■ **What is required**: Copy the records that follow exactly as written, but not their pictures.

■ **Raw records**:
--- Begin ---
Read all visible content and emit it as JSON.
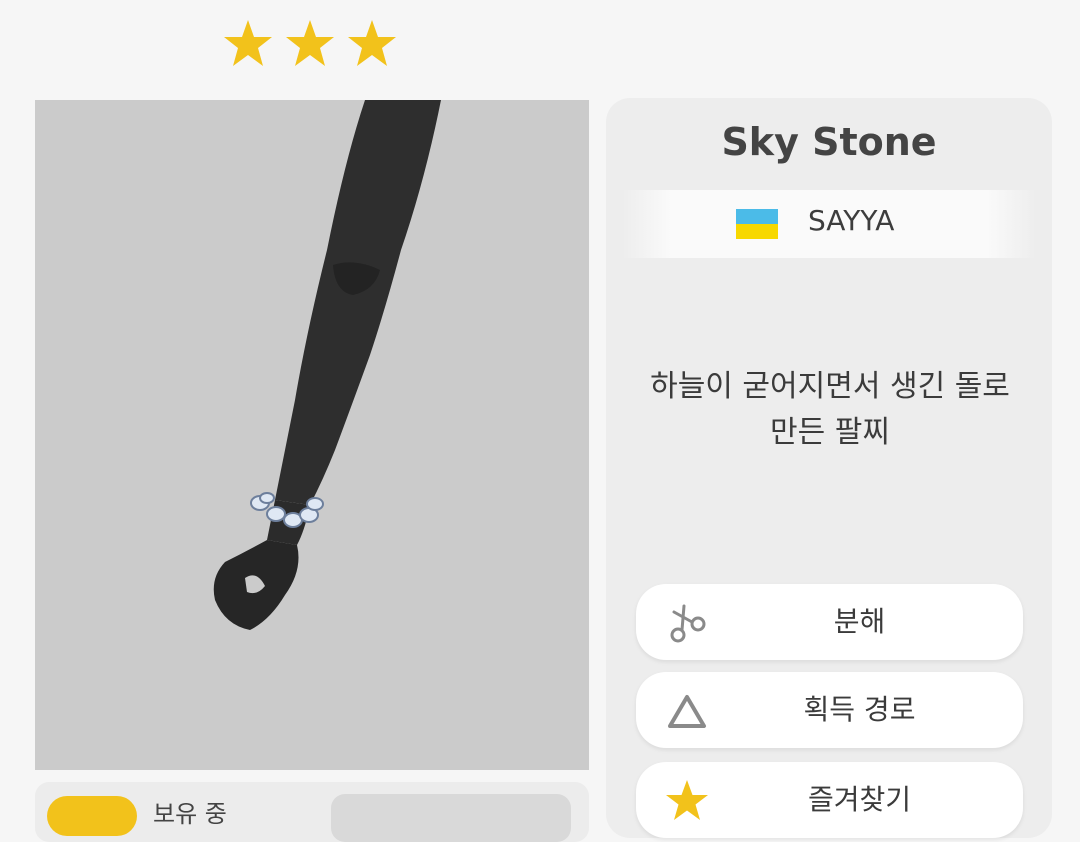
{
  "rating": {
    "stars": 3
  },
  "item": {
    "name": "Sky Stone",
    "creator": "SAYYA",
    "creator_flag": "ukraine-flag",
    "description_line1": "하늘이 굳어지면서 생긴 돌로",
    "description_line2": "만든 팔찌"
  },
  "actions": [
    {
      "label": "분해",
      "icon": "scissors-icon"
    },
    {
      "label": "획득 경로",
      "icon": "triangle-icon"
    },
    {
      "label": "즐겨찾기",
      "icon": "star-icon"
    }
  ],
  "inventory": {
    "owned_label": "보유 중"
  },
  "colors": {
    "star": "#f2c21b",
    "flag_blue": "#4bbbe8",
    "flag_yellow": "#f7d800",
    "preview_bg": "#cbcbcb"
  }
}
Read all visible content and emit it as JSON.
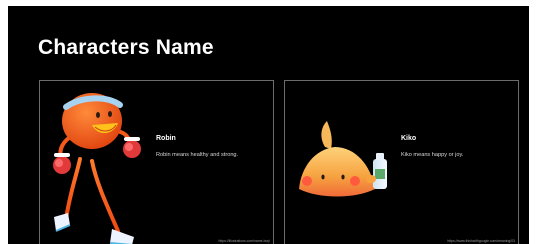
{
  "slide": {
    "title": "Characters Name",
    "background_color": "#000000",
    "text_color": "#ffffff"
  },
  "cards": [
    {
      "name": "Robin",
      "description": "Robin means healthy and strong.",
      "source_url": "https://illustrations.com/name-boy/",
      "illustration_icon": "robin-character-icon",
      "accent_colors": [
        "#f25a1b",
        "#ffc21a",
        "#e23a3a"
      ]
    },
    {
      "name": "Kiko",
      "description": "Kiko means happy or joy.",
      "source_url": "https://www.thinkwithgoogle.com/meaning/03",
      "illustration_icon": "kiko-character-icon",
      "accent_colors": [
        "#f6b24b",
        "#ff6a4d",
        "#ffd07a"
      ]
    }
  ]
}
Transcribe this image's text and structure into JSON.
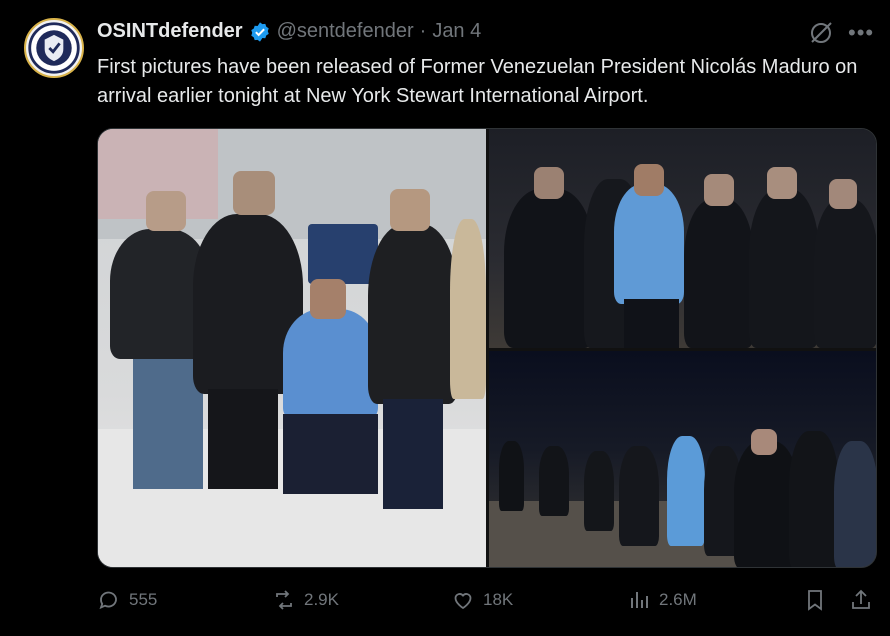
{
  "post": {
    "display_name": "OSINTdefender",
    "handle": "@sentdefender",
    "separator": "·",
    "date": "Jan 4",
    "text": "First pictures have been released of Former Venezuelan President Nicolás Maduro on arrival earlier tonight at New York Stewart International Airport."
  },
  "icons": {
    "verified": "verified-badge-icon",
    "grok": "grok-icon",
    "more": "more-icon",
    "reply": "reply-icon",
    "repost": "repost-icon",
    "like": "like-icon",
    "views": "views-icon",
    "bookmark": "bookmark-icon",
    "share": "share-icon"
  },
  "actions": {
    "replies": "555",
    "reposts": "2.9K",
    "likes": "18K",
    "views": "2.6M"
  },
  "media": {
    "photo_count": 3
  },
  "colors": {
    "background": "#000000",
    "text": "#e7e9ea",
    "muted": "#71767b",
    "verified": "#1d9bf0"
  }
}
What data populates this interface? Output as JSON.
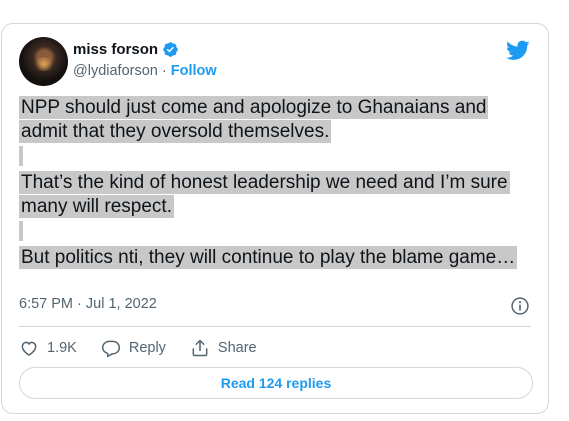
{
  "author": {
    "name": "miss forson",
    "handle": "@lydiaforson",
    "separator": " · ",
    "follow_label": "Follow",
    "verified": true
  },
  "tweet": {
    "paragraph1": "NPP should just come and apologize to Ghanaians and admit that they oversold themselves.",
    "paragraph2": "That’s the kind of honest leadership we need and I’m sure many will respect.",
    "paragraph3": "But politics nti, they will continue to play the blame game…",
    "timestamp": "6:57 PM · Jul 1, 2022"
  },
  "actions": {
    "like_count": "1.9K",
    "reply_label": "Reply",
    "share_label": "Share"
  },
  "read_replies_label": "Read 124 replies",
  "icons": [
    "verified-badge-icon",
    "twitter-bird-icon",
    "info-icon",
    "heart-icon",
    "reply-bubble-icon",
    "share-icon"
  ],
  "colors": {
    "accent": "#1d9bf0",
    "text": "#0f1419",
    "muted": "#536471",
    "highlight": "#c8c8c8",
    "border": "#cfd9de"
  }
}
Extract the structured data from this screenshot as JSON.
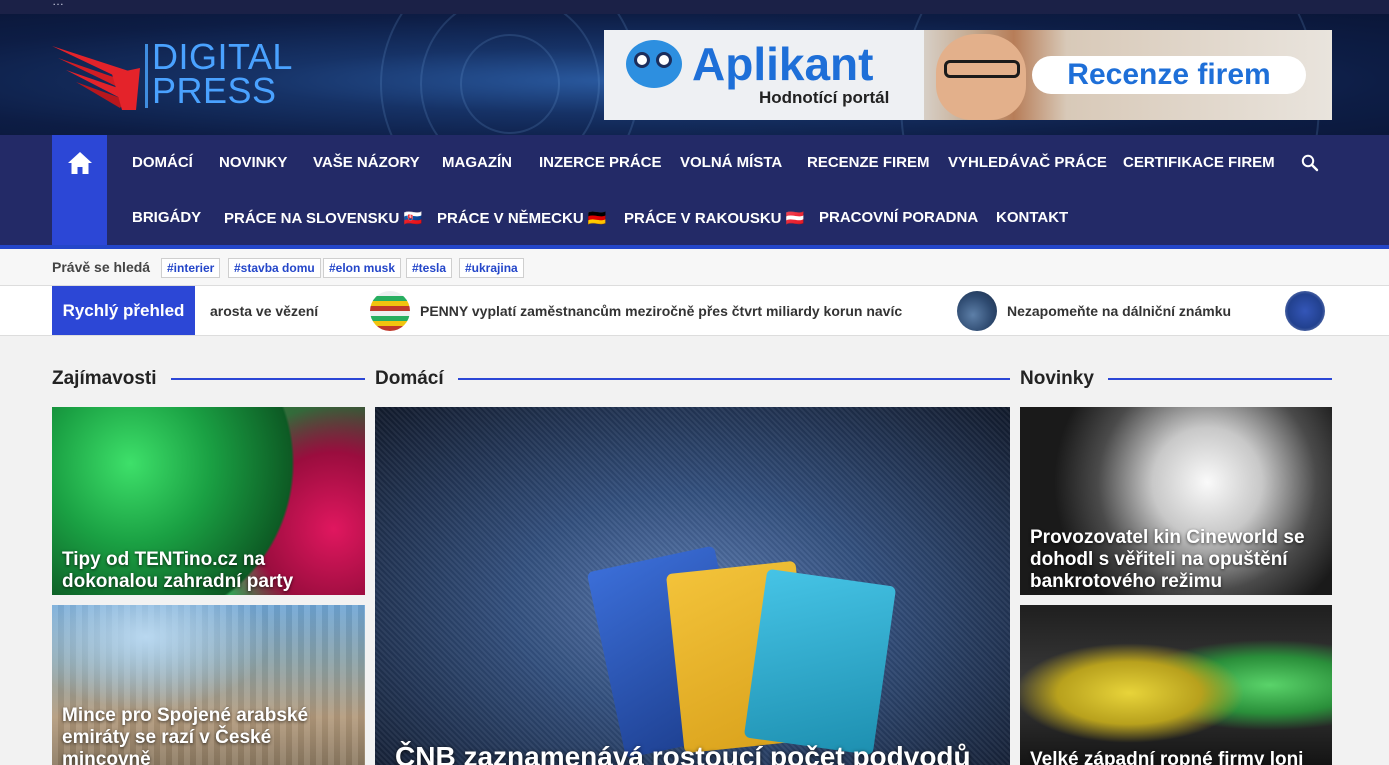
{
  "topbar": {
    "date": "…"
  },
  "logo": {
    "line1": "DIGITAL",
    "line2": "PRESS"
  },
  "banner": {
    "brand": "Aplikant",
    "subtitle": "Hodnotící portál",
    "cta": "Recenze firem"
  },
  "nav": {
    "row1": [
      "DOMÁCÍ",
      "NOVINKY",
      "VAŠE NÁZORY",
      "MAGAZÍN",
      "INZERCE PRÁCE",
      "VOLNÁ MÍSTA",
      "RECENZE FIREM",
      "VYHLEDÁVAČ PRÁCE",
      "CERTIFIKACE FIREM"
    ],
    "row2": [
      "BRIGÁDY",
      "PRÁCE NA SLOVENSKU 🇸🇰",
      "PRÁCE V NĚMECKU 🇩🇪",
      "PRÁCE V RAKOUSKU 🇦🇹",
      "PRACOVNÍ PORADNA",
      "KONTAKT"
    ]
  },
  "trending": {
    "label": "Právě se hledá",
    "tags": [
      "#interier",
      "#stavba domu",
      "#elon musk",
      "#tesla",
      "#ukrajina"
    ]
  },
  "ticker": {
    "label": "Rychlý přehled",
    "items": [
      "arosta ve vězení",
      "PENNY vyplatí zaměstnancům meziročně přes čtvrt miliardy korun navíc",
      "Nezapomeňte na dálniční známku"
    ]
  },
  "sections": {
    "left": "Zajímavosti",
    "middle": "Domácí",
    "right": "Novinky"
  },
  "articles": {
    "left": [
      "Tipy od TENTino.cz na dokonalou zahradní party",
      "Mince pro Spojené arabské emiráty se razí v České mincovně"
    ],
    "middle": "ČNB zaznamenává rostoucí počet podvodů",
    "right": [
      "Provozovatel kin Cineworld se dohodl s věřiteli na opuštění bankrotového režimu",
      "Velké západní ropné firmy loni"
    ]
  },
  "colors": {
    "accent": "#2c47d6",
    "nav": "#232a67",
    "topbar": "#1b2147"
  }
}
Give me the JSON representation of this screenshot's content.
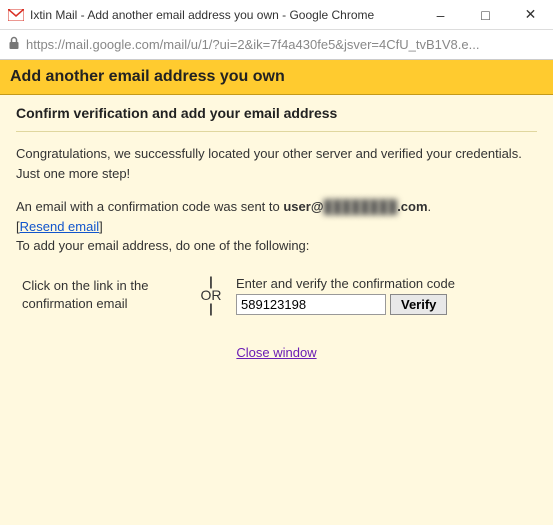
--- End ---
■ **Exercise solution**:
Read all visible content and emit it as JSON.
{
  "rating": {
    "stars": 3
  },
  "item": {
    "name": "Sky Stone",
    "creator": "SAYYA",
    "creator_flag": "ukraine-flag",
    "description_line1": "하늘이 굳어지면서 생긴 돌로",
    "description_line2": "만든 팔찌"
  },
  "actions": [
    {
      "label": "분해",
      "icon": "scissors-icon"
    },
    {
      "label": "획득 경로",
      "icon": "triangle-icon"
    },
    {
      "label": "즐겨찾기",
      "icon": "star-icon"
    }
  ],
  "inventory": {
    "owned_label": "보유 중"
  },
  "colors": {
    "star": "#f2c21b",
    "flag_blue": "#4bbbe8",
    "flag_yellow": "#f7d800",
    "preview_bg": "#cbcbcb"
  }
}
Read all visible content and emit it as JSON.
{
  "slide": {
    "title": "Characters Name",
    "background_color": "#000000",
    "text_color": "#ffffff"
  },
  "cards": [
    {
      "name": "Robin",
      "description": "Robin means healthy and strong.",
      "source_url": "https://illustrations.com/name-boy/",
      "illustration_icon": "robin-character-icon",
      "accent_colors": [
        "#f25a1b",
        "#ffc21a",
        "#e23a3a"
      ]
    },
    {
      "name": "Kiko",
      "description": "Kiko means happy or joy.",
      "source_url": "https://www.thinkwithgoogle.com/meaning/03",
      "illustration_icon": "kiko-character-icon",
      "accent_colors": [
        "#f6b24b",
        "#ff6a4d",
        "#ffd07a"
      ]
    }
  ]
}
Transcribe this image's text and structure into JSON.
{
  "post": {
    "display_name": "OSINTdefender",
    "handle": "@sentdefender",
    "separator": "·",
    "date": "Jan 4",
    "text": "First pictures have been released of Former Venezuelan President Nicolás Maduro on arrival earlier tonight at New York Stewart International Airport."
  },
  "icons": {
    "verified": "verified-badge-icon",
    "grok": "grok-icon",
    "more": "more-icon",
    "reply": "reply-icon",
    "repost": "repost-icon",
    "like": "like-icon",
    "views": "views-icon",
    "bookmark": "bookmark-icon",
    "share": "share-icon"
  },
  "actions": {
    "replies": "555",
    "reposts": "2.9K",
    "likes": "18K",
    "views": "2.6M"
  },
  "media": {
    "photo_count": 3
  },
  "colors": {
    "background": "#000000",
    "text": "#e7e9ea",
    "muted": "#71767b",
    "verified": "#1d9bf0"
  }
}
What data populates this interface? Output as JSON.
{
  "author": {
    "name": "miss forson",
    "handle": "@lydiaforson",
    "separator": " · ",
    "follow_label": "Follow",
    "verified": true
  },
  "tweet": {
    "paragraph1": "NPP should just come and apologize to Ghanaians and admit that they oversold themselves.",
    "paragraph2": "That’s the kind of honest leadership we need and I’m sure many will respect.",
    "paragraph3": "But politics nti, they will continue to play the blame game…",
    "timestamp": "6:57 PM · Jul 1, 2022"
  },
  "actions": {
    "like_count": "1.9K",
    "reply_label": "Reply",
    "share_label": "Share"
  },
  "read_replies_label": "Read 124 replies",
  "icons": [
    "verified-badge-icon",
    "twitter-bird-icon",
    "info-icon",
    "heart-icon",
    "reply-bubble-icon",
    "share-icon"
  ],
  "colors": {
    "accent": "#1d9bf0",
    "text": "#0f1419",
    "muted": "#536471",
    "highlight": "#c8c8c8",
    "border": "#cfd9de"
  }
}
Extract the structured data from this screenshot as JSON.
{
  "topbar": {
    "date": "…"
  },
  "logo": {
    "line1": "DIGITAL",
    "line2": "PRESS"
  },
  "banner": {
    "brand": "Aplikant",
    "subtitle": "Hodnotící portál",
    "cta": "Recenze firem"
  },
  "nav": {
    "row1": [
      "DOMÁCÍ",
      "NOVINKY",
      "VAŠE NÁZORY",
      "MAGAZÍN",
      "INZERCE PRÁCE",
      "VOLNÁ MÍSTA",
      "RECENZE FIREM",
      "VYHLEDÁVAČ PRÁCE",
      "CERTIFIKACE FIREM"
    ],
    "row2": [
      "BRIGÁDY",
      "PRÁCE NA SLOVENSKU 🇸🇰",
      "PRÁCE V NĚMECKU 🇩🇪",
      "PRÁCE V RAKOUSKU 🇦🇹",
      "PRACOVNÍ PORADNA",
      "KONTAKT"
    ]
  },
  "trending": {
    "label": "Právě se hledá",
    "tags": [
      "#interier",
      "#stavba domu",
      "#elon musk",
      "#tesla",
      "#ukrajina"
    ]
  },
  "ticker": {
    "label": "Rychlý přehled",
    "items": [
      "arosta ve vězení",
      "PENNY vyplatí zaměstnancům meziročně přes čtvrt miliardy korun navíc",
      "Nezapomeňte na dálniční známku"
    ]
  },
  "sections": {
    "left": "Zajímavosti",
    "middle": "Domácí",
    "right": "Novinky"
  },
  "articles": {
    "left": [
      "Tipy od TENTino.cz na dokonalou zahradní party",
      "Mince pro Spojené arabské emiráty se razí v České mincovně"
    ],
    "middle": "ČNB zaznamenává rostoucí počet podvodů",
    "right": [
      "Provozovatel kin Cineworld se dohodl s věřiteli na opuštění bankrotového režimu",
      "Velké západní ropné firmy loni"
    ]
  },
  "colors": {
    "accent": "#2c47d6",
    "nav": "#232a67",
    "topbar": "#1b2147"
  }
}
Give me the JSON representation of this screenshot's content.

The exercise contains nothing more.